___ DATA LISTING

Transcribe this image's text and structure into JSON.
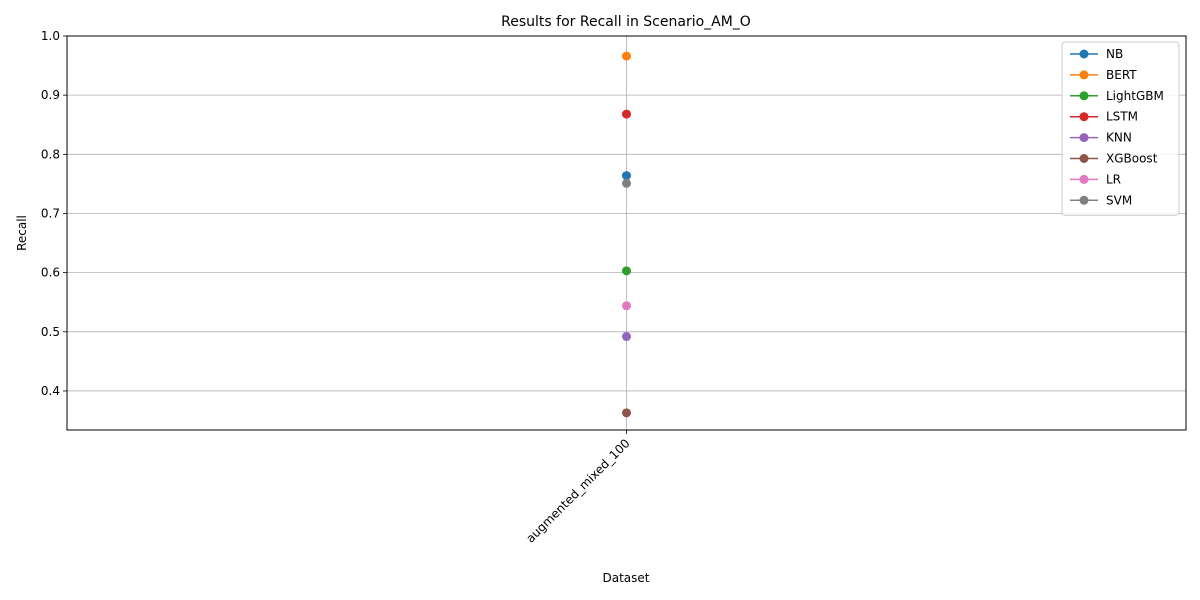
{
  "chart_data": {
    "type": "line",
    "title": "Results for Recall in Scenario_AM_O",
    "xlabel": "Dataset",
    "ylabel": "Recall",
    "categories": [
      "augmented_mixed_100"
    ],
    "ylim": [
      0.334,
      1.0
    ],
    "yticks": [
      0.4,
      0.5,
      0.6,
      0.7,
      0.8,
      0.9,
      1.0
    ],
    "grid": true,
    "legend_position": "top-right",
    "series": [
      {
        "name": "NB",
        "color": "#1f77b4",
        "values": [
          0.764
        ]
      },
      {
        "name": "BERT",
        "color": "#ff7f0e",
        "values": [
          0.966
        ]
      },
      {
        "name": "LightGBM",
        "color": "#2ca02c",
        "values": [
          0.603
        ]
      },
      {
        "name": "LSTM",
        "color": "#d62728",
        "values": [
          0.868
        ]
      },
      {
        "name": "KNN",
        "color": "#9467bd",
        "values": [
          0.492
        ]
      },
      {
        "name": "XGBoost",
        "color": "#8c564b",
        "values": [
          0.363
        ]
      },
      {
        "name": "LR",
        "color": "#e377c2",
        "values": [
          0.544
        ]
      },
      {
        "name": "SVM",
        "color": "#7f7f7f",
        "values": [
          0.751
        ]
      }
    ]
  }
}
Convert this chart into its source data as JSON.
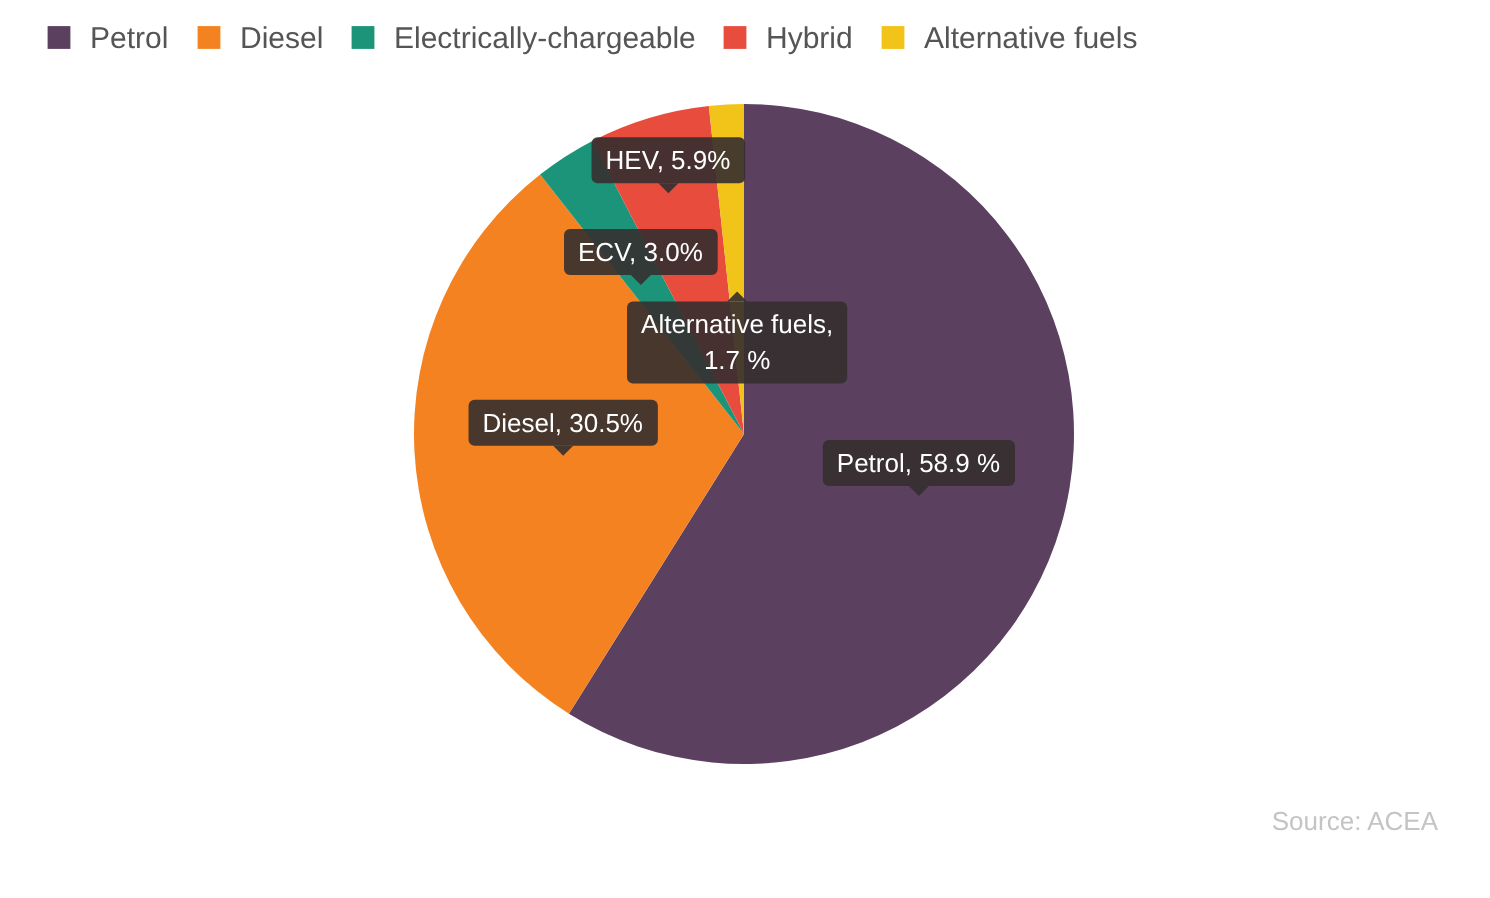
{
  "chart_data": {
    "type": "pie",
    "categories": [
      "Petrol",
      "Diesel",
      "Electrically-chargeable",
      "Hybrid",
      "Alternative fuels"
    ],
    "values": [
      58.9,
      30.5,
      3.0,
      5.9,
      1.7
    ],
    "colors": [
      "#5c4060",
      "#f58220",
      "#1b9479",
      "#e84c3d",
      "#f2c318"
    ],
    "value_labels": [
      "Petrol, 58.9 %",
      "Diesel, 30.5%",
      "ECV, 3.0%",
      "HEV, 5.9%",
      "Alternative fuels, 1.7 %"
    ],
    "legend": "top left",
    "annotations": [
      "Source: ACEA"
    ]
  }
}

______

| WHAT IS BEING ASKED |
Print exactly the span of lines that begins with the line containing "Convert this chart" and ends with the last line of the listing, with no pictures.

| FINISHED EXERCISE |
Convert this chart into its source data as JSON.
{
  "chart_data": {
    "type": "pie",
    "categories": [
      "Petrol",
      "Diesel",
      "Electrically-chargeable",
      "Hybrid",
      "Alternative fuels"
    ],
    "values": [
      58.9,
      30.5,
      3.0,
      5.9,
      1.7
    ],
    "colors": [
      "#5c4060",
      "#f58220",
      "#1b9479",
      "#e84c3d",
      "#f2c318"
    ],
    "value_labels": [
      "Petrol, 58.9 %",
      "Diesel, 30.5%",
      "ECV, 3.0%",
      "HEV, 5.9%",
      "Alternative fuels, 1.7 %"
    ],
    "legend": "top left",
    "annotations": [
      "Source: ACEA"
    ]
  }
}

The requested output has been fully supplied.